Data records
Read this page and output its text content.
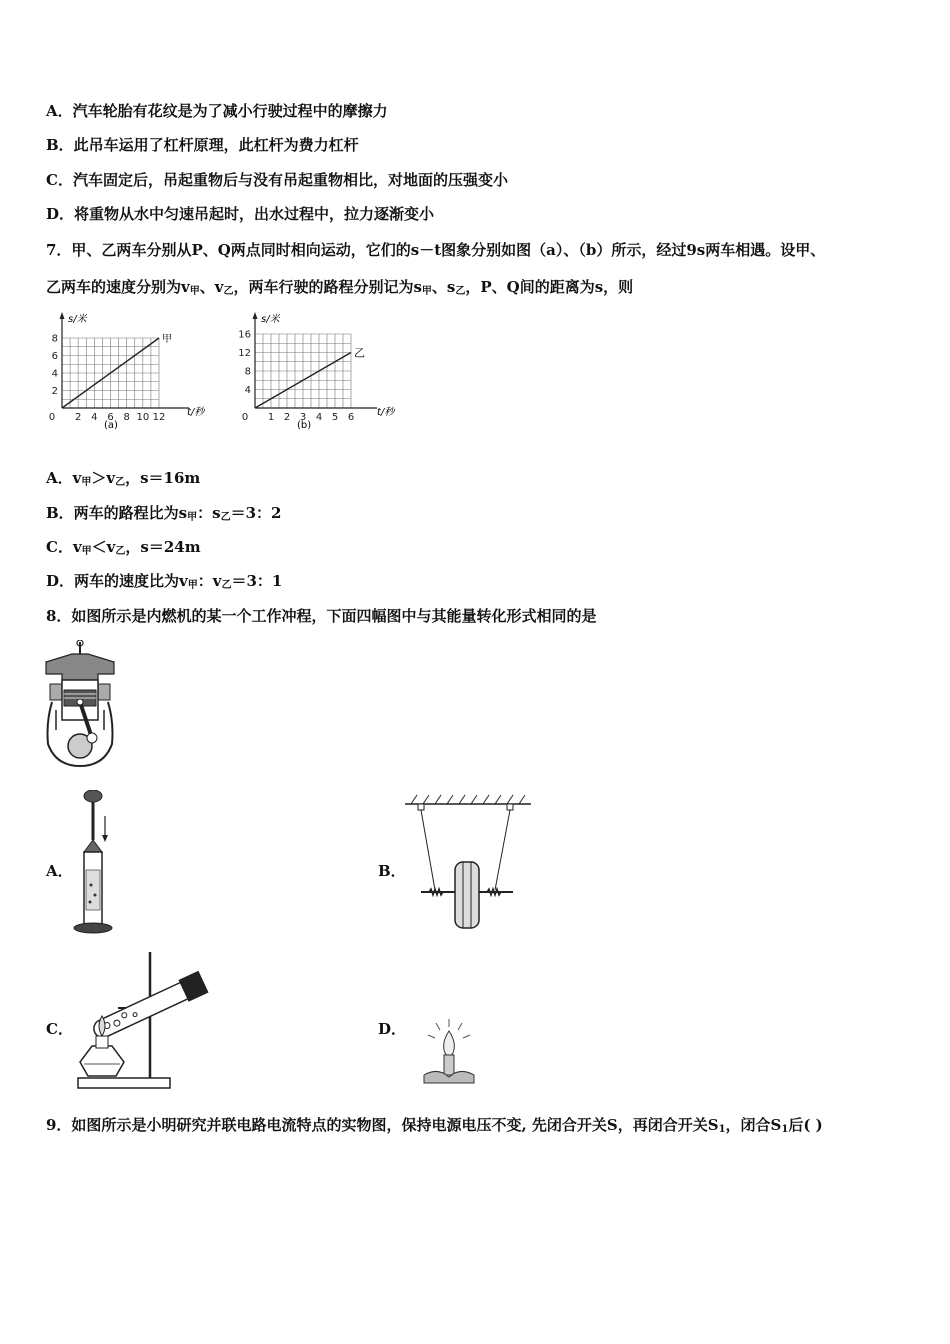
A．汽车轮胎有花纹是为了减小行驶过程中的摩擦力
B．此吊车运用了杠杆原理，此杠杆为费力杠杆
C．汽车固定后，吊起重物后与没有吊起重物相比，对地面的压强变小
D．将重物从水中匀速吊起时，出水过程中，拉力逐渐变小
7．甲、乙两车分别从P、Q两点同时相向运动，它们的s－t图象分别如图（a）、（b）所示，经过9s两车相遇。设甲、
乙两车的速度分别为$v_甲$、$v_乙$，两车行驶的路程分别记为$s_甲$、$s_乙$，P、Q间的距离为s，则
0 2 4 6 8 10 12
2
4
6
8
s/米
t/秒
甲
(a)
0 1 2 3 4 5 6
4
8
12
16
s/米
t/秒
乙
(b)
A．$v_甲>v_乙$，s＝16m
B．两车的路程比为$s_甲$：$s_乙=3$：2
C．$v_甲<v_乙$，s＝24m
D．两车的速度比为$v_甲$：$v_乙=3$：1
8．如图所示是内燃机的某一个工作冲程，下面四幅图中与其能量转化形式相同的是
A．	B．
C．	D．
9．如图所示是小明研究并联电路电流特点的实物图，保持电源电压不变, 先闭合开关S，再闭合开关$S_1$，闭合$S_1$后( )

_WHAT TO PRODUCE:_ Can you restate all the records above word for word while dropping the pictures?

_FINAL ANSWER:_
Read this page and output its text content.
A．汽车轮胎有花纹是为了减小行驶过程中的摩擦力
B．此吊车运用了杠杆原理，此杠杆为费力杠杆
C．汽车固定后，吊起重物后与没有吊起重物相比，对地面的压强变小
D．将重物从水中匀速吊起时，出水过程中，拉力逐渐变小
7．甲、乙两车分别从P、Q两点同时相向运动，它们的s－t图象分别如图（a）、（b）所示，经过9s两车相遇。设甲、
乙两车的速度分别为$v_甲$、$v_乙$，两车行驶的路程分别记为$s_甲$、$s_乙$，P、Q间的距离为s，则
0 2 4 6 8 10 12
2
4
6
8
s/米
t/秒
甲
(a)
0 1 2 3 4 5 6
4
8
12
16
s/米
t/秒
乙
(b)
A．$v_甲>v_乙$，s＝16m
B．两车的路程比为$s_甲$：$s_乙=3$：2
C．$v_甲<v_乙$，s＝24m
D．两车的速度比为$v_甲$：$v_乙=3$：1
8．如图所示是内燃机的某一个工作冲程，下面四幅图中与其能量转化形式相同的是
A．	B．
C．	D．
9．如图所示是小明研究并联电路电流特点的实物图，保持电源电压不变, 先闭合开关S，再闭合开关$S_1$，闭合$S_1$后( )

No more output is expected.